Dataset entries on figures
● ● ● ● ●
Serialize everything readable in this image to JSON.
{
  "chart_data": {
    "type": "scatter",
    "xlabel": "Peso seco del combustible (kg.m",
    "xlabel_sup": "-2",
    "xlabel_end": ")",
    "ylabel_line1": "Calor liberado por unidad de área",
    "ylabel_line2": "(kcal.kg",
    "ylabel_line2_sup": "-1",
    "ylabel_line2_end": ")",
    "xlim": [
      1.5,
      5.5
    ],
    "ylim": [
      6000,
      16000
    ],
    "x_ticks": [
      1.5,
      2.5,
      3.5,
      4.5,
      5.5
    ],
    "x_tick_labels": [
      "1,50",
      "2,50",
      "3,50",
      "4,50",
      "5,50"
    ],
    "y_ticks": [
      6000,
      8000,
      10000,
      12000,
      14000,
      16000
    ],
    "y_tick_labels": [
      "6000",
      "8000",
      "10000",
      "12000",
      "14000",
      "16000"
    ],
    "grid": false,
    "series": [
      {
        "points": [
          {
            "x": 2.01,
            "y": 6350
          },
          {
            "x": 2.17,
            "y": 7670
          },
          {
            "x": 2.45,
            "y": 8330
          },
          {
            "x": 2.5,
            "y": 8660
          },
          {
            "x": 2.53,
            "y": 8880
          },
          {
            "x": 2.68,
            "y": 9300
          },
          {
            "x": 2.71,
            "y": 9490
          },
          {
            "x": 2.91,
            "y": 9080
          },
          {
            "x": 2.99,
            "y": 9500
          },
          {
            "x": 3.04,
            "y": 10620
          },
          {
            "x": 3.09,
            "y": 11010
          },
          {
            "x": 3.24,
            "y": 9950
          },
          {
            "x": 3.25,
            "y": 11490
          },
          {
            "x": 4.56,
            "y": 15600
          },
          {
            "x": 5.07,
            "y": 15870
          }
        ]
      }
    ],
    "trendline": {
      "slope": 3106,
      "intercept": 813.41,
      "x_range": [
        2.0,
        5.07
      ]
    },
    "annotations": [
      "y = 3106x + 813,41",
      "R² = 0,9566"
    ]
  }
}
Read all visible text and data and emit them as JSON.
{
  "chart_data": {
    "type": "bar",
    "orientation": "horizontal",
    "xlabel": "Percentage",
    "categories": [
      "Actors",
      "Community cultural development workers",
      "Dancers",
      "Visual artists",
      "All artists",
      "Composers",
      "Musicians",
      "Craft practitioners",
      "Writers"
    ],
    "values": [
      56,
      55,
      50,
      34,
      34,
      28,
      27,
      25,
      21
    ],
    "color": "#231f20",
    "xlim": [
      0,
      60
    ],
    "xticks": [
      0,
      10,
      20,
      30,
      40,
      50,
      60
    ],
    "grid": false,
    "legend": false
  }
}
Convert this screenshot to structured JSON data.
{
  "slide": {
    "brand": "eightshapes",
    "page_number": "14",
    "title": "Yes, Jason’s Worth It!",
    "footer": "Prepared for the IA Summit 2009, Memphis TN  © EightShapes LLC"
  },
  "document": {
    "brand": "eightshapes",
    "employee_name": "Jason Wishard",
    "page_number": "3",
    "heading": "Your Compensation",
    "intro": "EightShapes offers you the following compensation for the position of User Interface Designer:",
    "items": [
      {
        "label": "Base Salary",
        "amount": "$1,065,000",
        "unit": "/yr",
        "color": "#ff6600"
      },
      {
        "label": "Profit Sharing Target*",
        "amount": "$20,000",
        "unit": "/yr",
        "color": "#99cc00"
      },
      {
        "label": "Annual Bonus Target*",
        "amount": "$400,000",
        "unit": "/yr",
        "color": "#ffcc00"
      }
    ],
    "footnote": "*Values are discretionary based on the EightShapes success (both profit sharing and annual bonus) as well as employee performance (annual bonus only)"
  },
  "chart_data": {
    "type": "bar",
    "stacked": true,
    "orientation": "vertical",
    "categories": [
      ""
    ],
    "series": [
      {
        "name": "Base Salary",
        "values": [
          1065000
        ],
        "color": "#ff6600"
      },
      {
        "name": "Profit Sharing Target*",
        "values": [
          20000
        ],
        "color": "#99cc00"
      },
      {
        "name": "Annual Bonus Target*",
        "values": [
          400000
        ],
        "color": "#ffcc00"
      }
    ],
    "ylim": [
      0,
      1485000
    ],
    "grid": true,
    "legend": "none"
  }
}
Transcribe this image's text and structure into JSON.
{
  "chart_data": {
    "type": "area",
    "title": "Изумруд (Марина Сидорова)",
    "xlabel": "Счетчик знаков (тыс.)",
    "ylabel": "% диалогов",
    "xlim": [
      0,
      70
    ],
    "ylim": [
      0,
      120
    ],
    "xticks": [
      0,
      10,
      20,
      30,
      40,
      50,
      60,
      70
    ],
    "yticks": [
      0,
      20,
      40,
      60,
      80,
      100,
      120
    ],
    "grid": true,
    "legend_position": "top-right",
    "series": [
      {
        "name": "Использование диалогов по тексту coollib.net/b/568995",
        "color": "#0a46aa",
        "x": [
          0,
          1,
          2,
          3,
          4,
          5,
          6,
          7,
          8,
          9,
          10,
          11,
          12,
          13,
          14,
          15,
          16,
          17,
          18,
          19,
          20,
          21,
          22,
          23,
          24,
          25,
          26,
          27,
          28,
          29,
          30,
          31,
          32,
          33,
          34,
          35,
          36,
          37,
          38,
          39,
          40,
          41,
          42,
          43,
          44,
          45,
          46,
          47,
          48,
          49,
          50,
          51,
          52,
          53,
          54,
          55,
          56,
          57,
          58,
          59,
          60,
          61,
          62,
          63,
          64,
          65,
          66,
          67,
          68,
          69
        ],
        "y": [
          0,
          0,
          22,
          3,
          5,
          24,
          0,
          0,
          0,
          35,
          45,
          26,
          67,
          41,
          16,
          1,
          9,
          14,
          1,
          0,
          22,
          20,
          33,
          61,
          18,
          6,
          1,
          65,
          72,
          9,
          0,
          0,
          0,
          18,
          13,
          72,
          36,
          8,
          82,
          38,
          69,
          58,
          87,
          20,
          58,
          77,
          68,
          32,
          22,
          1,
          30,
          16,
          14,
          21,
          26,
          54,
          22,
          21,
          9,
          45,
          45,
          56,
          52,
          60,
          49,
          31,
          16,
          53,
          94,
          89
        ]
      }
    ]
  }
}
● ● ● ● ●
◆ Request: Give the listing again, word for word.

◆ Response:
Serialize everything readable in this image to JSON.
{
  "chart_data": {
    "type": "scatter",
    "xlabel": "Peso seco del combustible (kg.m",
    "xlabel_sup": "-2",
    "xlabel_end": ")",
    "ylabel_line1": "Calor liberado por unidad de área",
    "ylabel_line2": "(kcal.kg",
    "ylabel_line2_sup": "-1",
    "ylabel_line2_end": ")",
    "xlim": [
      1.5,
      5.5
    ],
    "ylim": [
      6000,
      16000
    ],
    "x_ticks": [
      1.5,
      2.5,
      3.5,
      4.5,
      5.5
    ],
    "x_tick_labels": [
      "1,50",
      "2,50",
      "3,50",
      "4,50",
      "5,50"
    ],
    "y_ticks": [
      6000,
      8000,
      10000,
      12000,
      14000,
      16000
    ],
    "y_tick_labels": [
      "6000",
      "8000",
      "10000",
      "12000",
      "14000",
      "16000"
    ],
    "grid": false,
    "series": [
      {
        "points": [
          {
            "x": 2.01,
            "y": 6350
          },
          {
            "x": 2.17,
            "y": 7670
          },
          {
            "x": 2.45,
            "y": 8330
          },
          {
            "x": 2.5,
            "y": 8660
          },
          {
            "x": 2.53,
            "y": 8880
          },
          {
            "x": 2.68,
            "y": 9300
          },
          {
            "x": 2.71,
            "y": 9490
          },
          {
            "x": 2.91,
            "y": 9080
          },
          {
            "x": 2.99,
            "y": 9500
          },
          {
            "x": 3.04,
            "y": 10620
          },
          {
            "x": 3.09,
            "y": 11010
          },
          {
            "x": 3.24,
            "y": 9950
          },
          {
            "x": 3.25,
            "y": 11490
          },
          {
            "x": 4.56,
            "y": 15600
          },
          {
            "x": 5.07,
            "y": 15870
          }
        ]
      }
    ],
    "trendline": {
      "slope": 3106,
      "intercept": 813.41,
      "x_range": [
        2.0,
        5.07
      ]
    },
    "annotations": [
      "y = 3106x + 813,41",
      "R² = 0,9566"
    ]
  }
}
Read all visible text and data and emit them as JSON.
{
  "chart_data": {
    "type": "bar",
    "orientation": "horizontal",
    "xlabel": "Percentage",
    "categories": [
      "Actors",
      "Community cultural development workers",
      "Dancers",
      "Visual artists",
      "All artists",
      "Composers",
      "Musicians",
      "Craft practitioners",
      "Writers"
    ],
    "values": [
      56,
      55,
      50,
      34,
      34,
      28,
      27,
      25,
      21
    ],
    "color": "#231f20",
    "xlim": [
      0,
      60
    ],
    "xticks": [
      0,
      10,
      20,
      30,
      40,
      50,
      60
    ],
    "grid": false,
    "legend": false
  }
}
Convert this screenshot to structured JSON data.
{
  "slide": {
    "brand": "eightshapes",
    "page_number": "14",
    "title": "Yes, Jason’s Worth It!",
    "footer": "Prepared for the IA Summit 2009, Memphis TN  © EightShapes LLC"
  },
  "document": {
    "brand": "eightshapes",
    "employee_name": "Jason Wishard",
    "page_number": "3",
    "heading": "Your Compensation",
    "intro": "EightShapes offers you the following compensation for the position of User Interface Designer:",
    "items": [
      {
        "label": "Base Salary",
        "amount": "$1,065,000",
        "unit": "/yr",
        "color": "#ff6600"
      },
      {
        "label": "Profit Sharing Target*",
        "amount": "$20,000",
        "unit": "/yr",
        "color": "#99cc00"
      },
      {
        "label": "Annual Bonus Target*",
        "amount": "$400,000",
        "unit": "/yr",
        "color": "#ffcc00"
      }
    ],
    "footnote": "*Values are discretionary based on the EightShapes success (both profit sharing and annual bonus) as well as employee performance (annual bonus only)"
  },
  "chart_data": {
    "type": "bar",
    "stacked": true,
    "orientation": "vertical",
    "categories": [
      ""
    ],
    "series": [
      {
        "name": "Base Salary",
        "values": [
          1065000
        ],
        "color": "#ff6600"
      },
      {
        "name": "Profit Sharing Target*",
        "values": [
          20000
        ],
        "color": "#99cc00"
      },
      {
        "name": "Annual Bonus Target*",
        "values": [
          400000
        ],
        "color": "#ffcc00"
      }
    ],
    "ylim": [
      0,
      1485000
    ],
    "grid": true,
    "legend": "none"
  }
}
Transcribe this image's text and structure into JSON.
{
  "chart_data": {
    "type": "area",
    "title": "Изумруд (Марина Сидорова)",
    "xlabel": "Счетчик знаков (тыс.)",
    "ylabel": "% диалогов",
    "xlim": [
      0,
      70
    ],
    "ylim": [
      0,
      120
    ],
    "xticks": [
      0,
      10,
      20,
      30,
      40,
      50,
      60,
      70
    ],
    "yticks": [
      0,
      20,
      40,
      60,
      80,
      100,
      120
    ],
    "grid": true,
    "legend_position": "top-right",
    "series": [
      {
        "name": "Использование диалогов по тексту coollib.net/b/568995",
        "color": "#0a46aa",
        "x": [
          0,
          1,
          2,
          3,
          4,
          5,
          6,
          7,
          8,
          9,
          10,
          11,
          12,
          13,
          14,
          15,
          16,
          17,
          18,
          19,
          20,
          21,
          22,
          23,
          24,
          25,
          26,
          27,
          28,
          29,
          30,
          31,
          32,
          33,
          34,
          35,
          36,
          37,
          38,
          39,
          40,
          41,
          42,
          43,
          44,
          45,
          46,
          47,
          48,
          49,
          50,
          51,
          52,
          53,
          54,
          55,
          56,
          57,
          58,
          59,
          60,
          61,
          62,
          63,
          64,
          65,
          66,
          67,
          68,
          69
        ],
        "y": [
          0,
          0,
          22,
          3,
          5,
          24,
          0,
          0,
          0,
          35,
          45,
          26,
          67,
          41,
          16,
          1,
          9,
          14,
          1,
          0,
          22,
          20,
          33,
          61,
          18,
          6,
          1,
          65,
          72,
          9,
          0,
          0,
          0,
          18,
          13,
          72,
          36,
          8,
          82,
          38,
          69,
          58,
          87,
          20,
          58,
          77,
          68,
          32,
          22,
          1,
          30,
          16,
          14,
          21,
          26,
          54,
          22,
          21,
          9,
          45,
          45,
          56,
          52,
          60,
          49,
          31,
          16,
          53,
          94,
          89
        ]
      }
    ]
  }
}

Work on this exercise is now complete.